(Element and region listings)
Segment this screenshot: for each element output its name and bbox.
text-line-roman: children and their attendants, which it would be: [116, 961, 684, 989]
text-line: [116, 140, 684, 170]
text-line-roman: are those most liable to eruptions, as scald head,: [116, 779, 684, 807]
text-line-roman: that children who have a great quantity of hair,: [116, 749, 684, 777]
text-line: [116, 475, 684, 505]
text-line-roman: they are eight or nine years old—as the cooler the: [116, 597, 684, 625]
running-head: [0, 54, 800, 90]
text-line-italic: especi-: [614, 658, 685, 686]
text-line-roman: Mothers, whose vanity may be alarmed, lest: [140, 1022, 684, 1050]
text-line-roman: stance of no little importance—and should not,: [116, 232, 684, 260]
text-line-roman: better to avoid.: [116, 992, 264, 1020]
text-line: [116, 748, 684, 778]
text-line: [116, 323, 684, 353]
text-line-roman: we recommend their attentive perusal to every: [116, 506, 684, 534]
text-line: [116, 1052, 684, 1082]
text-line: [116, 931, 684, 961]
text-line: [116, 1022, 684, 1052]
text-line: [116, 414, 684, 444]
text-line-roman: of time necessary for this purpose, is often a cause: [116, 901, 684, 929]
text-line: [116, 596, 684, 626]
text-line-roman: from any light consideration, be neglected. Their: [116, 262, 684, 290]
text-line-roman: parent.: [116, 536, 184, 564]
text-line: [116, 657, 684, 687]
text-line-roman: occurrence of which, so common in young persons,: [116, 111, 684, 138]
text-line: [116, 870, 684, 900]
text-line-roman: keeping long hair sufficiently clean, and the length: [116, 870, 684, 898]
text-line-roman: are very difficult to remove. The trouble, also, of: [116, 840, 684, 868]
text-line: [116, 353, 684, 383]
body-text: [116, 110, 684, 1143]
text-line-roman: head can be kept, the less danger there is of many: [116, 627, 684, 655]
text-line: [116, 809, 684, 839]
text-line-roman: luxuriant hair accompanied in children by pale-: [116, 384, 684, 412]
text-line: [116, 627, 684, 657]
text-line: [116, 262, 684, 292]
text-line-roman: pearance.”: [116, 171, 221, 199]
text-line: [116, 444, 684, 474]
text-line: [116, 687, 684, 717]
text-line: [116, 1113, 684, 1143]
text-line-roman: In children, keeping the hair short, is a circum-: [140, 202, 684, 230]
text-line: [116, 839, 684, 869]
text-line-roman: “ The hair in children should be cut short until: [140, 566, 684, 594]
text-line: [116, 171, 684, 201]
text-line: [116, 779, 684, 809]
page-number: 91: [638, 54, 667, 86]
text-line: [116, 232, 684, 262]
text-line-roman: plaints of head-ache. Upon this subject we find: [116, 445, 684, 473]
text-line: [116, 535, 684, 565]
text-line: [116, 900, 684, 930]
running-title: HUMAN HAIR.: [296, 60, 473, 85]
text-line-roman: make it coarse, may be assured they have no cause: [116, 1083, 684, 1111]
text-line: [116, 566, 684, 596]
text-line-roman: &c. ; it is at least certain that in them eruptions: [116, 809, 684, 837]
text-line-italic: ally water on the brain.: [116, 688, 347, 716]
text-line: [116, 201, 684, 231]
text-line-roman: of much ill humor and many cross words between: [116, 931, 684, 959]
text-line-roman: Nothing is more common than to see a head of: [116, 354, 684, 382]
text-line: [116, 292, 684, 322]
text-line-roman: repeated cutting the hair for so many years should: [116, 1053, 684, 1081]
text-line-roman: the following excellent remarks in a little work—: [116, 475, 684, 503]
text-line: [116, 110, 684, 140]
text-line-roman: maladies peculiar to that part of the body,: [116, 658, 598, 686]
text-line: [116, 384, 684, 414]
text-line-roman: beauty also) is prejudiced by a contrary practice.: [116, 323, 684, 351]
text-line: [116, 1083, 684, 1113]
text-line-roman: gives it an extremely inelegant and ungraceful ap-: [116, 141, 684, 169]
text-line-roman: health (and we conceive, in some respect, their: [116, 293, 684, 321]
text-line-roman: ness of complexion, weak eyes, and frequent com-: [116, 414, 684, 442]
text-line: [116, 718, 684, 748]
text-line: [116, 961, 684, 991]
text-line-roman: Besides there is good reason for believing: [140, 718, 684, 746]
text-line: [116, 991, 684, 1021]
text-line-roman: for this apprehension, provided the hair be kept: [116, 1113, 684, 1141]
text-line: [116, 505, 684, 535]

* Instruction: Write out every line of the records above word for word, without changing anything.

* Complete response:
Segment this screenshot: for each element output its name and bbox.
text-line-roman: children and their attendants, which it would be: [116, 961, 684, 989]
text-line: [116, 140, 684, 170]
text-line-roman: are those most liable to eruptions, as scald head,: [116, 779, 684, 807]
text-line-roman: that children who have a great quantity of hair,: [116, 749, 684, 777]
text-line: [116, 475, 684, 505]
text-line-roman: they are eight or nine years old—as the cooler the: [116, 597, 684, 625]
running-head: [0, 54, 800, 90]
text-line-italic: especi-: [614, 658, 685, 686]
text-line-roman: Mothers, whose vanity may be alarmed, lest: [140, 1022, 684, 1050]
text-line-roman: stance of no little importance—and should not,: [116, 232, 684, 260]
text-line-roman: better to avoid.: [116, 992, 264, 1020]
text-line: [116, 748, 684, 778]
text-line: [116, 323, 684, 353]
text-line-roman: we recommend their attentive perusal to every: [116, 506, 684, 534]
text-line: [116, 1052, 684, 1082]
text-line: [116, 931, 684, 961]
text-line: [116, 1022, 684, 1052]
text-line: [116, 414, 684, 444]
text-line-roman: of time necessary for this purpose, is often a cause: [116, 901, 684, 929]
text-line: [116, 596, 684, 626]
text-line-roman: from any light consideration, be neglected. Their: [116, 262, 684, 290]
text-line-roman: parent.: [116, 536, 184, 564]
text-line: [116, 657, 684, 687]
text-line-roman: occurrence of which, so common in young persons,: [116, 111, 684, 138]
text-line: [116, 870, 684, 900]
text-line-roman: keeping long hair sufficiently clean, and the length: [116, 870, 684, 898]
text-line-roman: are very difficult to remove. The trouble, also, of: [116, 840, 684, 868]
text-line: [116, 353, 684, 383]
body-text: [116, 110, 684, 1143]
text-line-roman: head can be kept, the less danger there is of many: [116, 627, 684, 655]
text-line: [116, 809, 684, 839]
text-line-roman: luxuriant hair accompanied in children by pale-: [116, 384, 684, 412]
text-line: [116, 627, 684, 657]
text-line: [116, 262, 684, 292]
text-line-roman: pearance.”: [116, 171, 221, 199]
text-line: [116, 444, 684, 474]
text-line: [116, 687, 684, 717]
text-line: [116, 1113, 684, 1143]
text-line-roman: In children, keeping the hair short, is a circum-: [140, 202, 684, 230]
text-line: [116, 839, 684, 869]
text-line-roman: “ The hair in children should be cut short until: [140, 566, 684, 594]
text-line: [116, 171, 684, 201]
text-line: [116, 779, 684, 809]
page-number: 91: [638, 54, 667, 86]
text-line: [116, 232, 684, 262]
text-line-roman: plaints of head-ache. Upon this subject we find: [116, 445, 684, 473]
text-line: [116, 535, 684, 565]
text-line: [116, 900, 684, 930]
running-title: HUMAN HAIR.: [296, 60, 473, 85]
text-line-roman: make it coarse, may be assured they have no cause: [116, 1083, 684, 1111]
text-line: [116, 566, 684, 596]
text-line-roman: &c. ; it is at least certain that in them eruptions: [116, 809, 684, 837]
text-line-italic: ally water on the brain.: [116, 688, 347, 716]
text-line: [116, 201, 684, 231]
text-line-roman: of much ill humor and many cross words between: [116, 931, 684, 959]
text-line-roman: Nothing is more common than to see a head of: [116, 354, 684, 382]
text-line: [116, 292, 684, 322]
text-line-roman: repeated cutting the hair for so many years should: [116, 1053, 684, 1081]
text-line-roman: the following excellent remarks in a little work—: [116, 475, 684, 503]
text-line: [116, 110, 684, 140]
text-line-roman: maladies peculiar to that part of the body,: [116, 658, 598, 686]
text-line: [116, 384, 684, 414]
text-line-roman: beauty also) is prejudiced by a contrary practice.: [116, 323, 684, 351]
text-line: [116, 1083, 684, 1113]
text-line-roman: gives it an extremely inelegant and ungraceful ap-: [116, 141, 684, 169]
text-line-roman: health (and we conceive, in some respect, their: [116, 293, 684, 321]
text-line-roman: ness of complexion, weak eyes, and frequent com-: [116, 414, 684, 442]
text-line: [116, 718, 684, 748]
text-line: [116, 961, 684, 991]
text-line-roman: Besides there is good reason for believing: [140, 718, 684, 746]
text-line: [116, 991, 684, 1021]
text-line-roman: for this apprehension, provided the hair be kept: [116, 1113, 684, 1141]
text-line: [116, 505, 684, 535]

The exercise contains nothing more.